Vorliegender Text
··········

Chancen besser nutzen

Nicht immer ist die Umsetzung solcher Lösungen in der Praxis einfach. Die CBMs von Yokogawa gibt es seit 2007 auf dem Markt, und sie werden auch in Projekten eingesetzt. Aber: „Leider nutzen die meisten Kunden ein Plant Asset Management System nur zur Parameterverwaltung von Feldgeräten“, bedauert Henrichs. Stets müssen aus vielen Daten zunächst verwertbare Informationen und dann kurz-, mittel- und langfristige Handlungsanweisungen oder -empfehlungen abgeleitet werden. Dies sei die vorrangige Aufgabe eines Plant Asset Management Systems, das mehr sein soll als ein Werkzeug zur Parametrierung und Konfiguration von Feldgeräten. Plant Asset Management muss Henrichs Meinung nach durchgängig in das Betriebs- und Wartungskonzept implementiert sein. Nur so könne es dazu beitragen, dass der Betreiber langfristig und nachhaltig aus Asset Excellence eine Operational Excellence erreicht.

··········

Angezeigte Daten
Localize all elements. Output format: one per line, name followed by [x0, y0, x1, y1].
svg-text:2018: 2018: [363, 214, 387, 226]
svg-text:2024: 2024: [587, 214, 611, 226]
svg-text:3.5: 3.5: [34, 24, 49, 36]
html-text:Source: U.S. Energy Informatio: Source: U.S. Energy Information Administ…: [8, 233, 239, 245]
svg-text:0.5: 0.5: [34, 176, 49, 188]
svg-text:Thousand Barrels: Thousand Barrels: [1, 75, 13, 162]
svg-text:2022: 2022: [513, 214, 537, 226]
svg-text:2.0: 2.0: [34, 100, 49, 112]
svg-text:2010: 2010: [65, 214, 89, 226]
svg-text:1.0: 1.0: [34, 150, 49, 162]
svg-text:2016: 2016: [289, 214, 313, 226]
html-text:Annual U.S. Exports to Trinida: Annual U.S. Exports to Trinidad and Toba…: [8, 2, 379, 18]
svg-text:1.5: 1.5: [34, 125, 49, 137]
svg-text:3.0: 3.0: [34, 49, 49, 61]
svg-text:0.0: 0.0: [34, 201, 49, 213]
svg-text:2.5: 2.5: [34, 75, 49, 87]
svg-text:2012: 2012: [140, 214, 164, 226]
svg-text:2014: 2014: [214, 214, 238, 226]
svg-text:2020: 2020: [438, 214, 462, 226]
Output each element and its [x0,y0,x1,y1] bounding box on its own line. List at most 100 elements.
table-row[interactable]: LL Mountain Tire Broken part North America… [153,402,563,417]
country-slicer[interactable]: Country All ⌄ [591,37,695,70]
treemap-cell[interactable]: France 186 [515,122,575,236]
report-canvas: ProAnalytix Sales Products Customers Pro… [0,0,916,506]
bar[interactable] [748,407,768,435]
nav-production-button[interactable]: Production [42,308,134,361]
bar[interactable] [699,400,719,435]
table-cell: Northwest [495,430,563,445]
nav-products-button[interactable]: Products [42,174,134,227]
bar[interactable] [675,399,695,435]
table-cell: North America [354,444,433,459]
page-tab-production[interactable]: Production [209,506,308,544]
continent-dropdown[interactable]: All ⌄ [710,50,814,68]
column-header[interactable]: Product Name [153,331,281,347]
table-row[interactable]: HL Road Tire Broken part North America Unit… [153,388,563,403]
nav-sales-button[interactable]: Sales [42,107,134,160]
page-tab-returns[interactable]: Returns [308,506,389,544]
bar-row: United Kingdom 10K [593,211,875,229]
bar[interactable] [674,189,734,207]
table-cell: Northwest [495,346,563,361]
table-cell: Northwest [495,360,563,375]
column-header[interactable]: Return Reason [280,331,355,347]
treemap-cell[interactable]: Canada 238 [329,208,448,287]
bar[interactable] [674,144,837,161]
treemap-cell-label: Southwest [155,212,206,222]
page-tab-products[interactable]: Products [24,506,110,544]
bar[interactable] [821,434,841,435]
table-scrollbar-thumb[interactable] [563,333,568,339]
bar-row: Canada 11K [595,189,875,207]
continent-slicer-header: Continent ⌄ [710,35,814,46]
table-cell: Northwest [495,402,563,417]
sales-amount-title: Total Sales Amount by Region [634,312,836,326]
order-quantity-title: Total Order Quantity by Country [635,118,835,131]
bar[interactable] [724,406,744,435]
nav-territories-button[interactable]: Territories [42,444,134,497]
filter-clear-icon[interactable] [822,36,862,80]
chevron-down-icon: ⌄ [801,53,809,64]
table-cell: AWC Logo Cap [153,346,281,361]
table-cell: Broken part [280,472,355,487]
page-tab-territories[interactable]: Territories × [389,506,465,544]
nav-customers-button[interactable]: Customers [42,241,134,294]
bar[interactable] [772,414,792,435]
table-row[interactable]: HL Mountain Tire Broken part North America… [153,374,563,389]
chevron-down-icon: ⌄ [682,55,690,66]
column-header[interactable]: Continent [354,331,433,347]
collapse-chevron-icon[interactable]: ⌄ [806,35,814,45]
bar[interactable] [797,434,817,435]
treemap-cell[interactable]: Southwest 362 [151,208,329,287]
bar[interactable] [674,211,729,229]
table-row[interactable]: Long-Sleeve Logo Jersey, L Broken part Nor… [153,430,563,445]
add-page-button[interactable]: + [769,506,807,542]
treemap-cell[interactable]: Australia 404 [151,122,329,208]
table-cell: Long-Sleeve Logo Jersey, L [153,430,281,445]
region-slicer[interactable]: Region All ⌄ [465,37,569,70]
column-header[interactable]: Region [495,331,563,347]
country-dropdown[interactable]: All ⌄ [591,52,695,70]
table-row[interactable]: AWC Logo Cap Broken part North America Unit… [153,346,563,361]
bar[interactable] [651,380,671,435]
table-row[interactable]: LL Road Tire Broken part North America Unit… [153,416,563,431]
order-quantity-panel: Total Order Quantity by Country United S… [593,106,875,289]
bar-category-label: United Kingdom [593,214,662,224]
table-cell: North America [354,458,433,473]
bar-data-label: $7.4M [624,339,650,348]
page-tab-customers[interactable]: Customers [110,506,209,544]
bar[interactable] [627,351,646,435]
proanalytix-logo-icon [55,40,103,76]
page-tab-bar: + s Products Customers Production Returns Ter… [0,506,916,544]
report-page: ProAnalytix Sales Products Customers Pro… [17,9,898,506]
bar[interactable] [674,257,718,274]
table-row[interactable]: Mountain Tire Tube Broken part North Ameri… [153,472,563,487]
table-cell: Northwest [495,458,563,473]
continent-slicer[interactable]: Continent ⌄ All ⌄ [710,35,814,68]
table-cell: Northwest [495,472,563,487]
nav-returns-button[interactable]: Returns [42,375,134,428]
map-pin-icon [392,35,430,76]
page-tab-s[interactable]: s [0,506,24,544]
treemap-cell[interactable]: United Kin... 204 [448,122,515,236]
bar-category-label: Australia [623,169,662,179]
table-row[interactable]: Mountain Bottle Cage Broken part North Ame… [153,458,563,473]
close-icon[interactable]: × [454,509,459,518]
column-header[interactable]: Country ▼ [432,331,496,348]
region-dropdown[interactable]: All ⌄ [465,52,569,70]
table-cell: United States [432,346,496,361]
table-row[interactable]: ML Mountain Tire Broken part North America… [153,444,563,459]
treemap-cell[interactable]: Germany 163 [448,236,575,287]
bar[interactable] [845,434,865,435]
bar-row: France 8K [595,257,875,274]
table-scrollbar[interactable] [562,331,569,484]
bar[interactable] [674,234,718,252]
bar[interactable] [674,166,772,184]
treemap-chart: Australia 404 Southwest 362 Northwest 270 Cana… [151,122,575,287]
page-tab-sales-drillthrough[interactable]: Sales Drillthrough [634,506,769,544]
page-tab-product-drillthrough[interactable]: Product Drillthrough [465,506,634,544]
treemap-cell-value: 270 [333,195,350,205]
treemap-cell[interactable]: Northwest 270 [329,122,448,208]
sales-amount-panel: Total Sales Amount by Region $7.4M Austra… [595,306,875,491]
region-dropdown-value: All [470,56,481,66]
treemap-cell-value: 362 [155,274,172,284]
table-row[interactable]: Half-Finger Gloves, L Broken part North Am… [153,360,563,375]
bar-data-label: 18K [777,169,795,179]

··········

Aufgaben
**A)** Beantworte folgende Fragen zum Text über Plant Asset Management:
(i) Seit welchem Jahr gibt es die CBMs von Yokogawa auf dem Markt?
(ii) Wofür nutzen laut Henrichs die meisten Kunden ein Plant Asset Management System?
(iii) Worin muss Plant Asset Management laut Henrichs durchgängig implementiert sein?
**B)** Stimmen die folgenden Aussagen mit dem Text über Plant Asset Management überein? Antworte jeweils mit Ja oder Nein und zitiere die entscheidenden Worte.
(i) Die CBMs von Yokogawa werden auch in Projekten eingesetzt.
(ii) Die Umsetzung solcher Lösungen ist in der Praxis immer einfach.
(iii) Ein Plant Asset Management System soll nur ein Werkzeug zur Parametrierung und Konfiguration von Feldgeräten sein.
**C)** Setze den Text über Plant Asset Management im Anschluss an seinen letzten Satz fort.

Lösungen
**A)**
(i) Seit 2007.
(ii) Nur zur Parameterverwaltung von Feldgeräten.
(iii) In das Betriebs- und Wartungskonzept.

**B)**
(i) Ja: „sie werden auch in Projekten eingesetzt“
(ii) Nein: „Nicht immer ist die Umsetzung solcher Lösungen in der Praxis einfach.“
(iii) Nein: „das mehr sein soll als ein Werkzeug zur Parametrierung und Konfiguration von Feldgeräten“

**C)**
Honeywellexperte Fittler gibt sich vorsichtig optimistisch, obwohl schon einige Installationen (u.a. Dolphin Energy-Qatar, Gaz de France, Statoil Hydro) erfolgreich umgesetzt wurden. „Es ist zur Zeit noch eher typisch, dass diese Werkzeuge erst dann angefragt werden, wenn ein spezifischer Bedarf durch betriebliche Ereignisse getriggert wurde, z.B. Zerstörung kostenintensiver Einrichtungen oder Prozessstörungen infolge Fehlern an Einrichtungen.“ Im Rahmen von Operational Excellence Initiativen rückten derartige Möglichkeiten allerdings verstärkt in den Fokus und werden dann auch eingesetzt.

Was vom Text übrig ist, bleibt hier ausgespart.